• _Records_

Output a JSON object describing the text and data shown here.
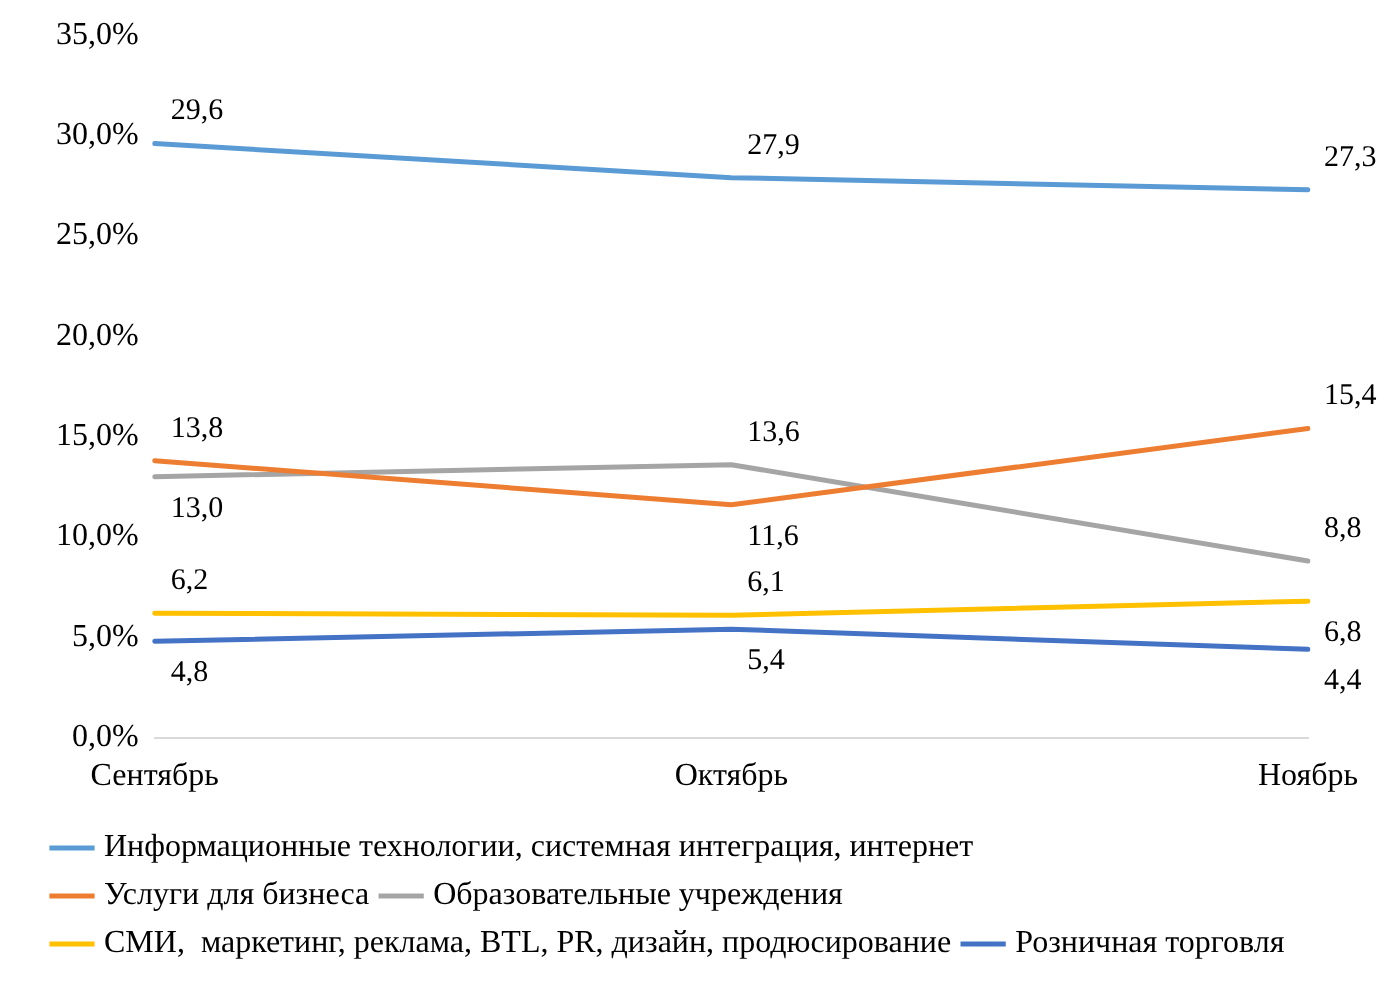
{
  "chart_data": {
    "type": "line",
    "categories": [
      "Сентябрь",
      "Октябрь",
      "Ноябрь"
    ],
    "series": [
      {
        "name": "Информационные технологии, системная интеграция, интернет",
        "color": "#5b9bd5",
        "values": [
          29.6,
          27.9,
          27.3
        ],
        "value_labels": [
          "29,6",
          "27,9",
          "27,3"
        ]
      },
      {
        "name": "Услуги для бизнеса",
        "color": "#ed7d31",
        "values": [
          13.8,
          11.6,
          15.4
        ],
        "value_labels": [
          "13,8",
          "11,6",
          "15,4"
        ]
      },
      {
        "name": "Образовательные учреждения",
        "color": "#a5a5a5",
        "values": [
          13.0,
          13.6,
          8.8
        ],
        "value_labels": [
          "13,0",
          "13,6",
          "8,8"
        ]
      },
      {
        "name": "СМИ,  маркетинг, реклама, BTL, PR, дизайн, продюсирование",
        "color": "#ffc000",
        "values": [
          6.2,
          6.1,
          6.8
        ],
        "value_labels": [
          "6,2",
          "6,1",
          "6,8"
        ]
      },
      {
        "name": "Розничная торговля",
        "color": "#4472c4",
        "values": [
          4.8,
          5.4,
          4.4
        ],
        "value_labels": [
          "4,8",
          "5,4",
          "4,4"
        ]
      }
    ],
    "ylim": [
      0,
      35
    ],
    "yticks": [
      {
        "value": 0,
        "label": "0,0%"
      },
      {
        "value": 5,
        "label": "5,0%"
      },
      {
        "value": 10,
        "label": "10,0%"
      },
      {
        "value": 15,
        "label": "15,0%"
      },
      {
        "value": 20,
        "label": "20,0%"
      },
      {
        "value": 25,
        "label": "25,0%"
      },
      {
        "value": 30,
        "label": "30,0%"
      },
      {
        "value": 35,
        "label": "35,0%"
      }
    ],
    "grid": false,
    "legend": "bottom",
    "marker": "none",
    "line_style": "solid"
  }
}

• _Required task_
From the data above, copy each line that has the string "color".

• _Solution_
        "color": "#5b9bd5",
        "color": "#ed7d31",
        "color": "#a5a5a5",
        "color": "#ffc000",
        "color": "#4472c4",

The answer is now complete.